TASK PROMPT:
Gather up the lines with the word "true" in them.

A block of data
◆ ◆ ◆ ◆ ◆ ◆ ◆
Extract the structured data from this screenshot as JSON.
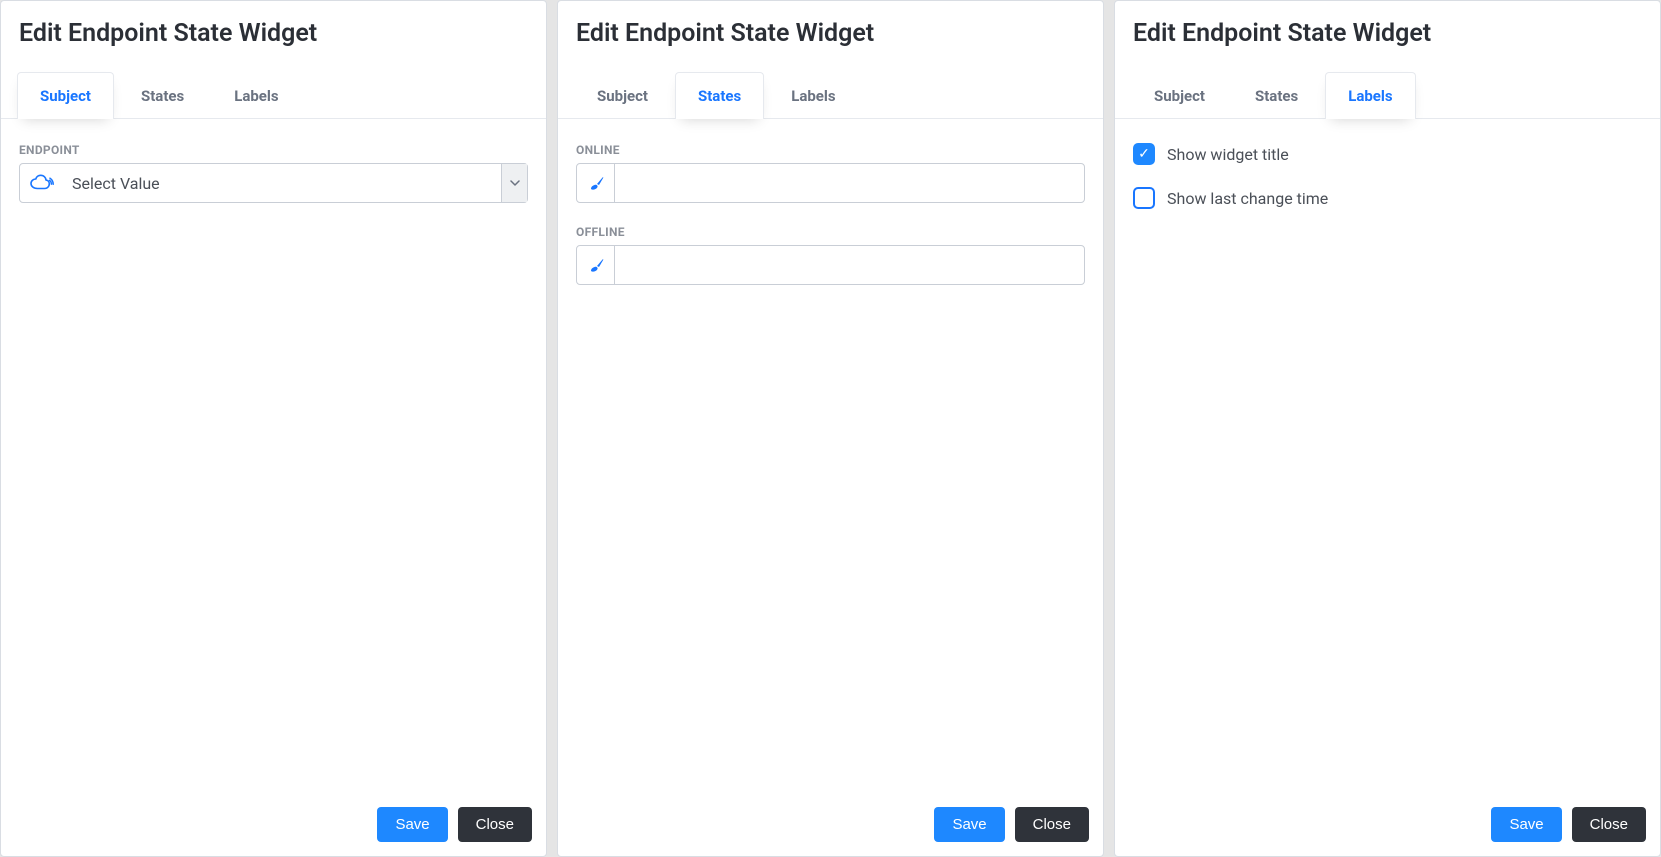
{
  "shared": {
    "title": "Edit Endpoint State Widget",
    "tabs": {
      "subject": "Subject",
      "states": "States",
      "labels": "Labels"
    },
    "buttons": {
      "save": "Save",
      "close": "Close"
    }
  },
  "panel1": {
    "activeTab": "subject",
    "endpoint_label": "ENDPOINT",
    "endpoint_value": "Select Value"
  },
  "panel2": {
    "activeTab": "states",
    "online_label": "ONLINE",
    "online_value": "",
    "offline_label": "OFFLINE",
    "offline_value": ""
  },
  "panel3": {
    "activeTab": "labels",
    "show_title_label": "Show widget title",
    "show_title_checked": true,
    "show_lastchange_label": "Show last change time",
    "show_lastchange_checked": false
  }
}
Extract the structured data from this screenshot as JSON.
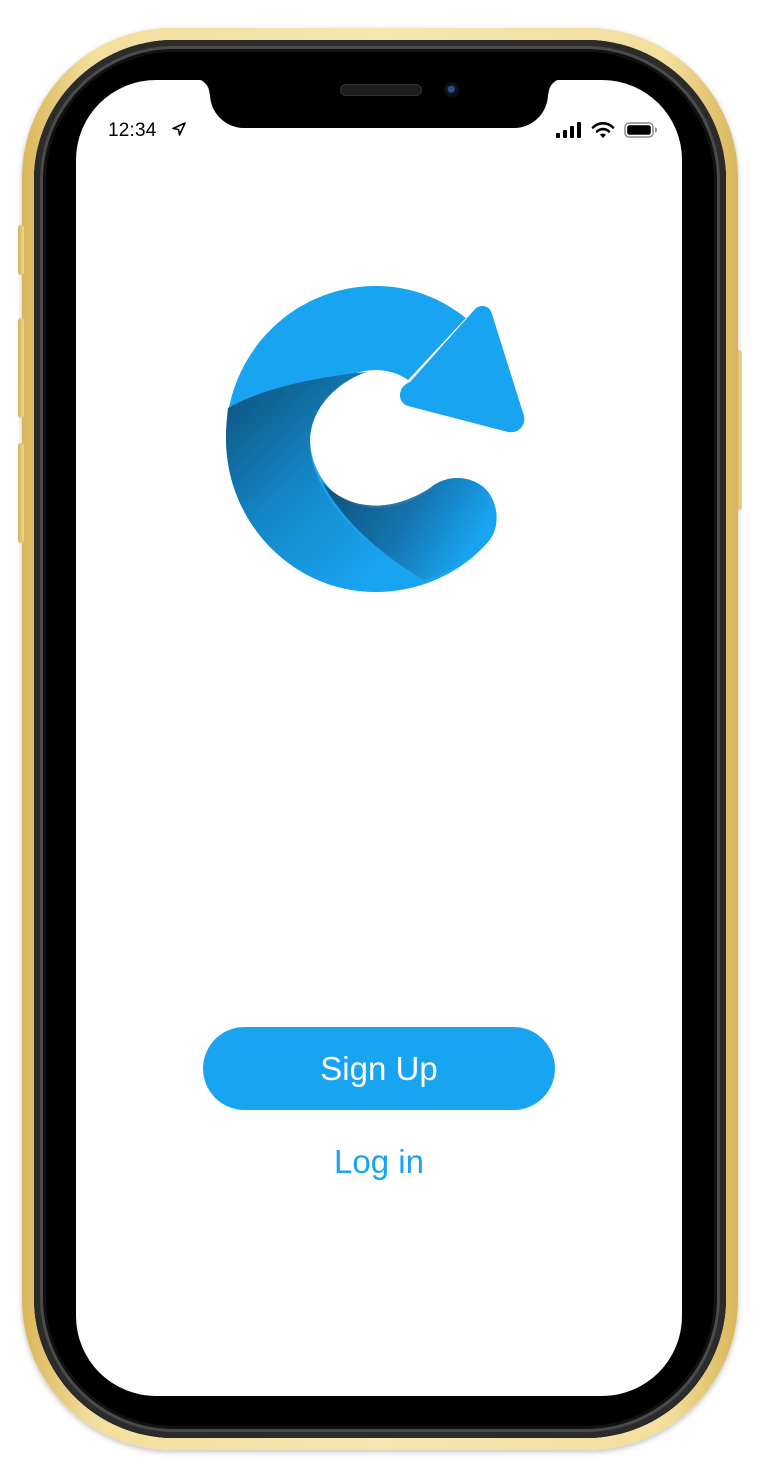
{
  "status_bar": {
    "time": "12:34",
    "icons": [
      "location-arrow-icon",
      "cellular-signal-icon",
      "wifi-icon",
      "battery-icon"
    ]
  },
  "logo": {
    "icon": "refresh-arrow-logo"
  },
  "actions": {
    "signup_label": "Sign Up",
    "login_label": "Log in"
  },
  "colors": {
    "accent": "#18a4f1",
    "accent_dark": "#0d4f78",
    "frame_gold": "#f3df9d",
    "bezel": "#000000",
    "screen_bg": "#ffffff"
  }
}
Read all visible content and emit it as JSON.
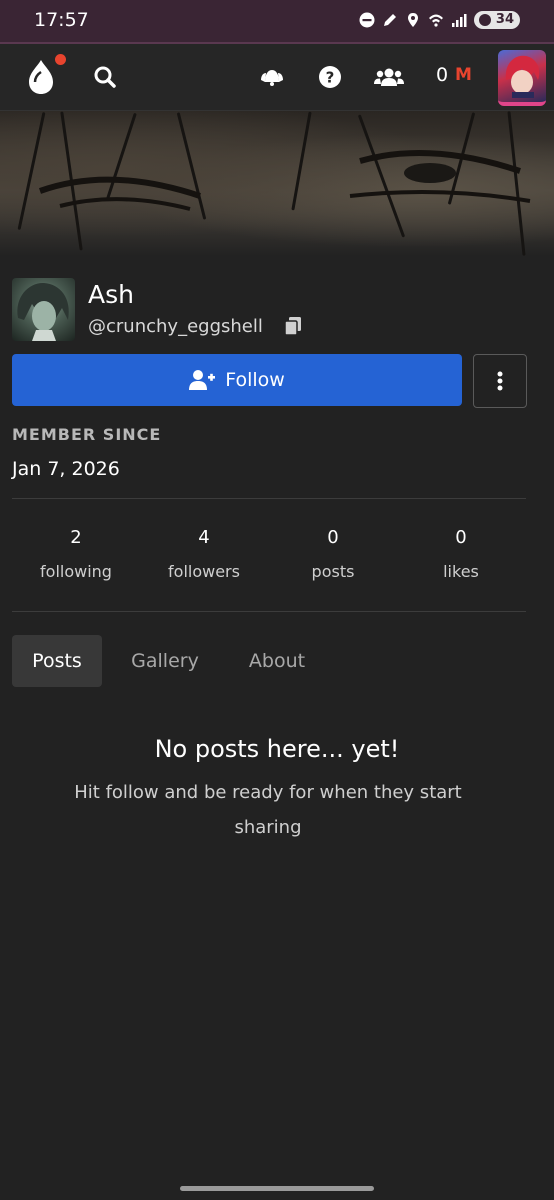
{
  "status_bar": {
    "time": "17:57",
    "battery": "34",
    "icons": [
      "do-not-disturb-icon",
      "pen-icon",
      "location-icon",
      "wifi-icon",
      "signal-icon",
      "battery-icon"
    ]
  },
  "nav": {
    "coin_count": "0",
    "coin_symbol": "M",
    "icons": [
      "logo-icon",
      "search-icon",
      "notifications-icon",
      "help-icon",
      "community-icon"
    ],
    "colors": {
      "accent": "#e8442e",
      "avatar_border": "#e0458a"
    }
  },
  "profile": {
    "name": "Ash",
    "handle": "@crunchy_eggshell",
    "follow_label": "Follow",
    "member_since_label": "MEMBER SINCE",
    "member_since_date": "Jan 7, 2026",
    "colors": {
      "follow_button": "#2563d4"
    }
  },
  "stats": [
    {
      "value": "2",
      "label": "following"
    },
    {
      "value": "4",
      "label": "followers"
    },
    {
      "value": "0",
      "label": "posts"
    },
    {
      "value": "0",
      "label": "likes"
    }
  ],
  "tabs": [
    {
      "label": "Posts",
      "active": true
    },
    {
      "label": "Gallery",
      "active": false
    },
    {
      "label": "About",
      "active": false
    }
  ],
  "empty_state": {
    "title": "No posts here... yet!",
    "subtitle": "Hit follow and be ready for when they start sharing"
  }
}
◆ ◆ ◆ ◆ ◆ ◆ ◆
EXERCISE ANSWER:
    "show_title_checked": true,
      "active": true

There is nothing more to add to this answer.